Task instructions → From the records, pick out and copy each line containing "outcomes".

Input material →
--

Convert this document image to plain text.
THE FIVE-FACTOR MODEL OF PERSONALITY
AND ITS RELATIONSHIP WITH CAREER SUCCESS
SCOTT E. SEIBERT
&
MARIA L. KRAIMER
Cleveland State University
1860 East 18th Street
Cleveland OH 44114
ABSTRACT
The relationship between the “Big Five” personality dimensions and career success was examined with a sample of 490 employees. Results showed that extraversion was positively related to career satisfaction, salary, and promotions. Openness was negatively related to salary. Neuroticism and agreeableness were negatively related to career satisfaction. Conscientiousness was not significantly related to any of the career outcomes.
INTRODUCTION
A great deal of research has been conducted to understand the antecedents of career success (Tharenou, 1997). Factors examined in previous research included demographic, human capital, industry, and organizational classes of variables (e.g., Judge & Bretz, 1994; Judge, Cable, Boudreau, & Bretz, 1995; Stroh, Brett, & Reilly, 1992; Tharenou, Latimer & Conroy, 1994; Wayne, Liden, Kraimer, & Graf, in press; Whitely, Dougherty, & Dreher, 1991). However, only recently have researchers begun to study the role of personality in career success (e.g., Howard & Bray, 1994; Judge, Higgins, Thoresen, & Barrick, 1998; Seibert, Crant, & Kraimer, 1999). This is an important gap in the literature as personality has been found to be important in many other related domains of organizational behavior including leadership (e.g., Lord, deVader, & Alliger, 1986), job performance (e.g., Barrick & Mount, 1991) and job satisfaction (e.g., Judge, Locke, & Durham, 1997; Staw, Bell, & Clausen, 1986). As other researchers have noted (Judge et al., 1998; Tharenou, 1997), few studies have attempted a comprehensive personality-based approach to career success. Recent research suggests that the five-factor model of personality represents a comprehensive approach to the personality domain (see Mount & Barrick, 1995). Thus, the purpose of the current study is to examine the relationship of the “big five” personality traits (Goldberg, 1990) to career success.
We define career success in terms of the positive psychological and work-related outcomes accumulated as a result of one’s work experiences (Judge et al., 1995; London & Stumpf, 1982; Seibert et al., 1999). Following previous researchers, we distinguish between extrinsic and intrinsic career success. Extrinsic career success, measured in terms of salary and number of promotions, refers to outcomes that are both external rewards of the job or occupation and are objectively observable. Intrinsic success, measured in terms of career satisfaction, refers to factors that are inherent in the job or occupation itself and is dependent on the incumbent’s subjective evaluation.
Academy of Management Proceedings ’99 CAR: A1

--

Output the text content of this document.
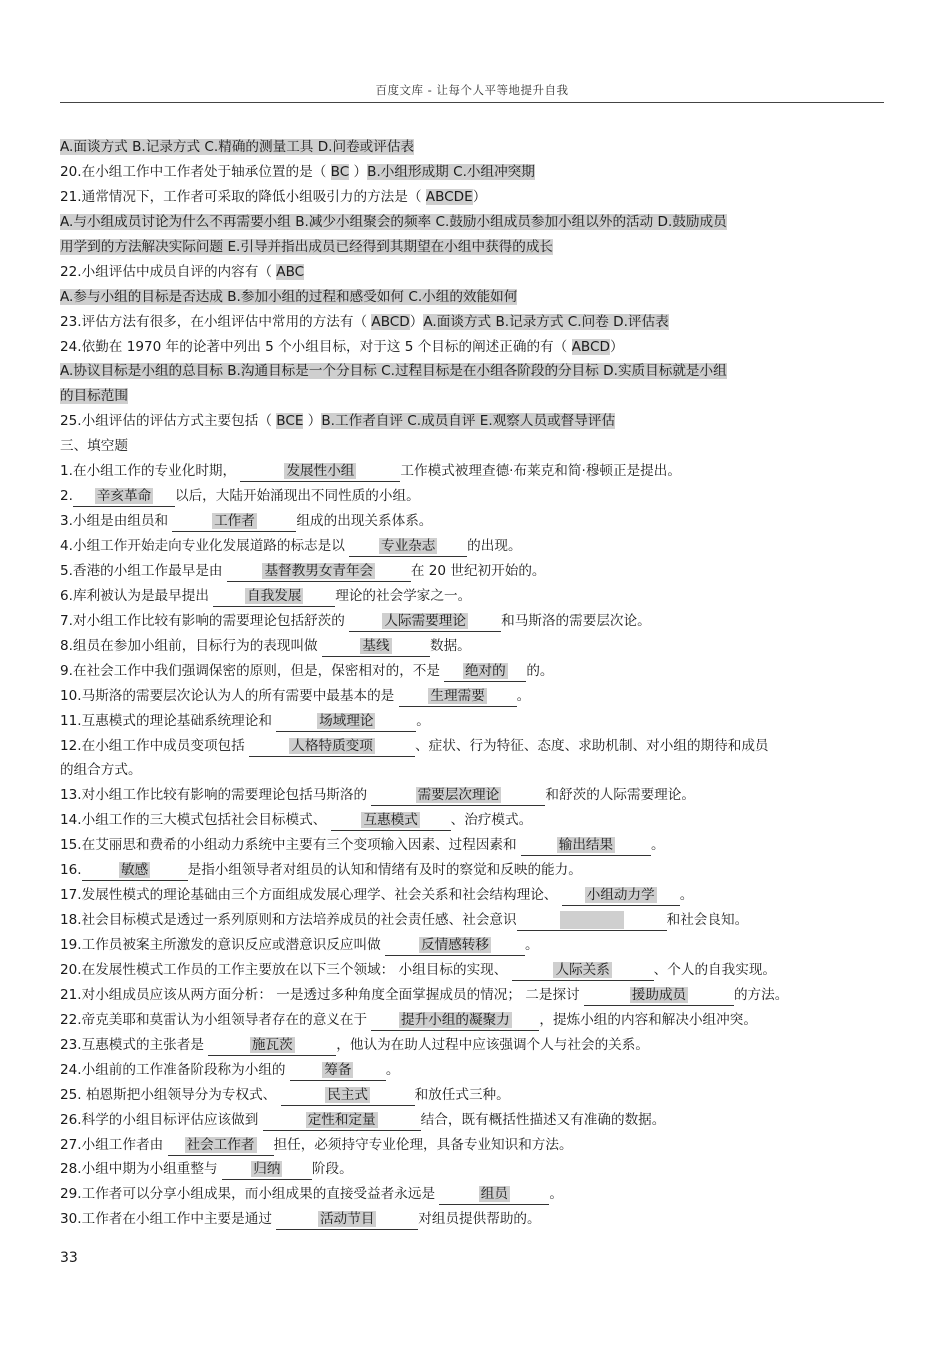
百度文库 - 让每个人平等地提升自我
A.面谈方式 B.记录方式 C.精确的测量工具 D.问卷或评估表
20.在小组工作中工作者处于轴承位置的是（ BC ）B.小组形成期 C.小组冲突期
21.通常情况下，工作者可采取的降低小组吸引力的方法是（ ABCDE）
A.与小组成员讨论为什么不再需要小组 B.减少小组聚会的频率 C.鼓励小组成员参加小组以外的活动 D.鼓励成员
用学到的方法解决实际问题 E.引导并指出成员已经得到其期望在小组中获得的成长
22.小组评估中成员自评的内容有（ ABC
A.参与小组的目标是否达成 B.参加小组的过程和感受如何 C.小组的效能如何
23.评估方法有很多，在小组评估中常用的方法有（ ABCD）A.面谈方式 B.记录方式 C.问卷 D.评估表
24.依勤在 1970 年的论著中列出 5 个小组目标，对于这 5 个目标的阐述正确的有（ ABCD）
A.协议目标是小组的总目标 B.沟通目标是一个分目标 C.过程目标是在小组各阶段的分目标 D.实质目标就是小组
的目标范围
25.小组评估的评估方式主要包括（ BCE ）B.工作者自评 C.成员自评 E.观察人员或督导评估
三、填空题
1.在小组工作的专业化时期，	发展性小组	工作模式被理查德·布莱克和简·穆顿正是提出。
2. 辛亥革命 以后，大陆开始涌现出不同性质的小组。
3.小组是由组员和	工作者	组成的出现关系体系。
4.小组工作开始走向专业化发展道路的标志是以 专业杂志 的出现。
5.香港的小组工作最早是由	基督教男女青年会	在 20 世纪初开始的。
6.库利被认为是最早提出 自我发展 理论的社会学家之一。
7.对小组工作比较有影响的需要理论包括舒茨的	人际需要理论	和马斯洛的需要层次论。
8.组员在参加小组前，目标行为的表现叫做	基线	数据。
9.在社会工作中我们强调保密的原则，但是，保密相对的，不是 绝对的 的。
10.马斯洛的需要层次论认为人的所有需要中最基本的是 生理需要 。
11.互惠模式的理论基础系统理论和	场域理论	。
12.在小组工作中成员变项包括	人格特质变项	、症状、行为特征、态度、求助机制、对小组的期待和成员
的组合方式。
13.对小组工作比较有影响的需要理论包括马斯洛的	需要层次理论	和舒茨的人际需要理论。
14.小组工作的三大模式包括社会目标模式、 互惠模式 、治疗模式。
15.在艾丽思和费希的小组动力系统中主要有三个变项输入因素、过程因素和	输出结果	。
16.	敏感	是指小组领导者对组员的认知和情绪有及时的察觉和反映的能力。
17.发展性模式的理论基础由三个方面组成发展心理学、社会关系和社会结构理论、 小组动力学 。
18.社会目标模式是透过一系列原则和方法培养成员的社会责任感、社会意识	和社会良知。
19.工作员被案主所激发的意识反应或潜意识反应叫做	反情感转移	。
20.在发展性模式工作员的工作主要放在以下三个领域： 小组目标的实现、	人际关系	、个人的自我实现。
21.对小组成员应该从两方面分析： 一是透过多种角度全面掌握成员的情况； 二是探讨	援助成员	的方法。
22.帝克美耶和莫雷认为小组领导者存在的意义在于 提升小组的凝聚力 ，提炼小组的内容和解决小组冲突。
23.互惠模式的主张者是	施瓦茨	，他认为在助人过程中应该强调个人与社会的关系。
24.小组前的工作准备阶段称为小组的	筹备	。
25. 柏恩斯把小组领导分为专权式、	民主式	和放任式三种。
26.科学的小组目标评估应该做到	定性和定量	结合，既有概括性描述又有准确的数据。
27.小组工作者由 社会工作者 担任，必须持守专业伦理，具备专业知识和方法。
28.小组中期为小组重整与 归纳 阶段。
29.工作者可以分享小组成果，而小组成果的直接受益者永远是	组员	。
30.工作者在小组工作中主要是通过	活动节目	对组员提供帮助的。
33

--

Response for this exercise →
The relationship between the “Big Five” personality dimensions and career success was examined with a sample of 490 employees. Results showed that extraversion was positively related to career satisfaction, salary, and promotions. Openness was negatively related to salary. Neuroticism and agreeableness were negatively related to career satisfaction. Conscientiousness was not significantly related to any of the career outcomes.
We define career success in terms of the positive psychological and work-related outcomes accumulated as a result of one’s work experiences (Judge et al., 1995; London & Stumpf, 1982; Seibert et al., 1999). Following previous researchers, we distinguish between extrinsic and intrinsic career success. Extrinsic career success, measured in terms of salary and number of promotions, refers to outcomes that are both external rewards of the job or occupation and are objectively observable. Intrinsic success, measured in terms of career satisfaction, refers to factors that are inherent in the job or occupation itself and is dependent on the incumbent’s subjective evaluation.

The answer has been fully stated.